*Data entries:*

- - - - - - -

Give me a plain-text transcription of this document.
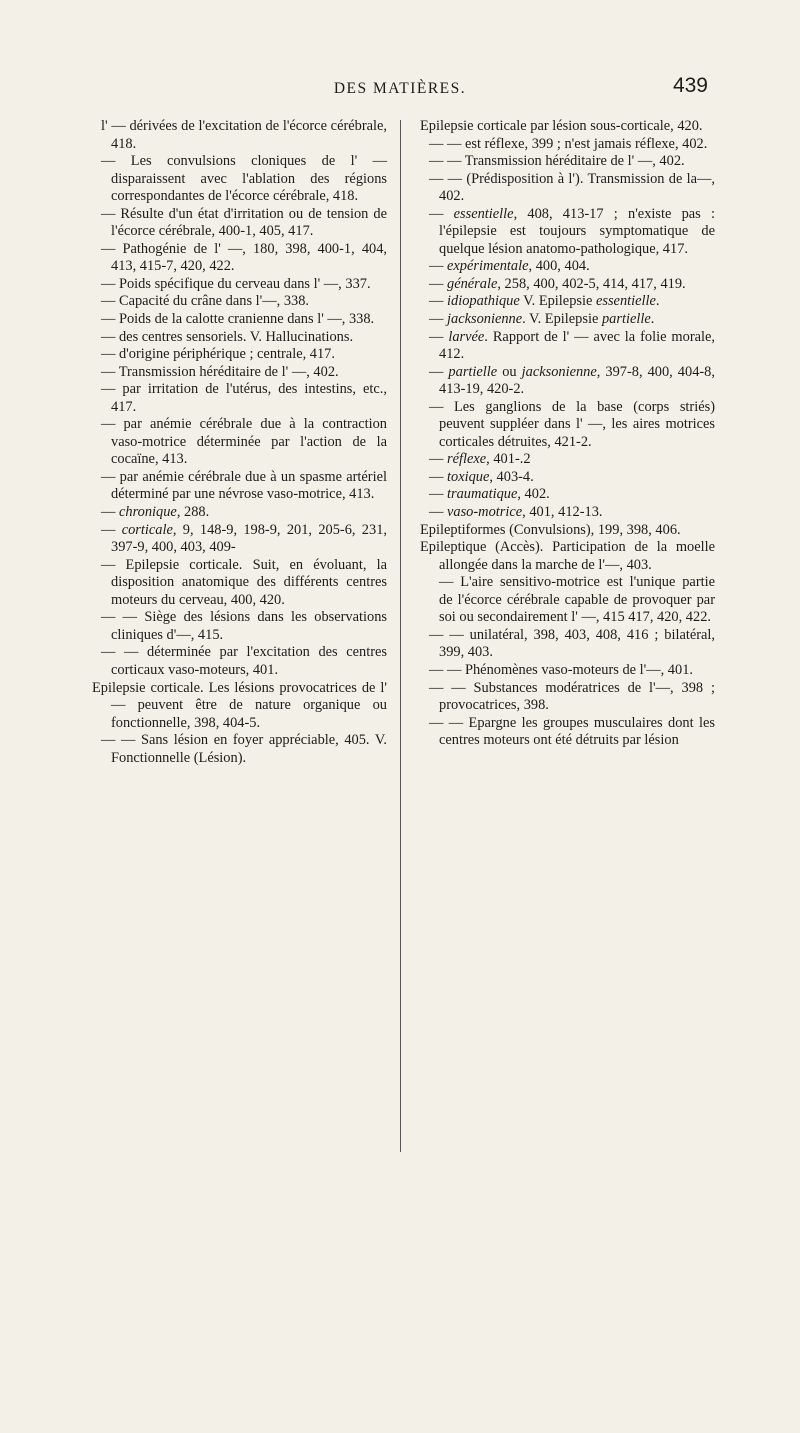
DES MATIÈRES.	439
l' — dérivées de l'excitation de l'écorce cérébrale, 418.
— Les convulsions cloniques de l' — disparaissent avec l'ablation des régions correspondantes de l'écorce cérébrale, 418.
— Résulte d'un état d'irritation ou de tension de l'écorce cérébrale, 400-1, 405, 417.
— Pathogénie de l' —, 180, 398, 400-1, 404, 413, 415-7, 420, 422.
— Poids spécifique du cerveau dans l' —, 337.
— Capacité du crâne dans l'—, 338.
— Poids de la calotte cranienne dans l' —, 338.
— des centres sensoriels. V. Hallucinations.
— d'origine périphérique ; centrale, 417.
— Transmission héréditaire de l' —, 402.
— par irritation de l'utérus, des intestins, etc., 417.
— par anémie cérébrale due à la contraction vaso-motrice déterminée par l'action de la cocaïne, 413.
— par anémie cérébrale due à un spasme artériel déterminé par une névrose vaso-motrice, 413.
— chronique, 288.
— corticale, 9, 148-9, 198-9, 201, 205-6, 231, 397-9, 400, 403, 409-
— Epilepsie corticale. Suit, en évoluant, la disposition anatomique des différents centres moteurs du cerveau, 400, 420.
— — Siège des lésions dans les observations cliniques d'—, 415.
— — déterminée par l'excitation des centres corticaux vaso-moteurs, 401.
Epilepsie corticale. Les lésions provocatrices de l' — peuvent être de nature organique ou fonctionnelle, 398, 404-5.
— — Sans lésion en foyer appréciable, 405. V. Fonctionnelle (Lésion).
Epilepsie corticale par lésion sous-corticale, 420.
— — est réflexe, 399 ; n'est jamais réflexe, 402.
— — Transmission héréditaire de l' —, 402.
— — (Prédisposition à l'). Transmission de la—, 402.
— essentielle, 408, 413-17 ; n'existe pas : l'épilepsie est toujours symptomatique de quelque lésion anatomo-pathologique, 417.
— expérimentale, 400, 404.
— générale, 258, 400, 402-5, 414, 417, 419.
— idiopathique V. Epilepsie essentielle.
— jacksonienne. V. Epilepsie partielle.
— larvée. Rapport de l' — avec la folie morale, 412.
— partielle ou jacksonienne, 397-8, 400, 404-8, 413-19, 420-2.
— Les ganglions de la base (corps striés) peuvent suppléer dans l' —, les aires motrices corticales détruites, 421-2.
— réflexe, 401-.2
— toxique, 403-4.
— traumatique, 402.
— vaso-motrice, 401, 412-13.
Epileptiformes (Convulsions), 199, 398, 406.
Epileptique (Accès). Participation de la moelle allongée dans la marche de l'—, 403.
— L'aire sensitivo-motrice est l'unique partie de l'écorce cérébrale capable de provoquer par soi ou secondairement l' —, 415 417, 420, 422.
— — unilatéral, 398, 403, 408, 416 ; bilatéral, 399, 403.
— — Phénomènes vaso-moteurs de l'—, 401.
— — Substances modératrices de l'—, 398 ; provocatrices, 398.
— — Epargne les groupes musculaires dont les centres moteurs ont été détruits par lésion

- - - - - - -

*THE TASK:* Pull out all lines in the data above that include "réflexe".

*FULL SOLUTION:*
— — est réflexe, 399 ; n'est jamais réflexe, 402.
— réflexe, 401-.2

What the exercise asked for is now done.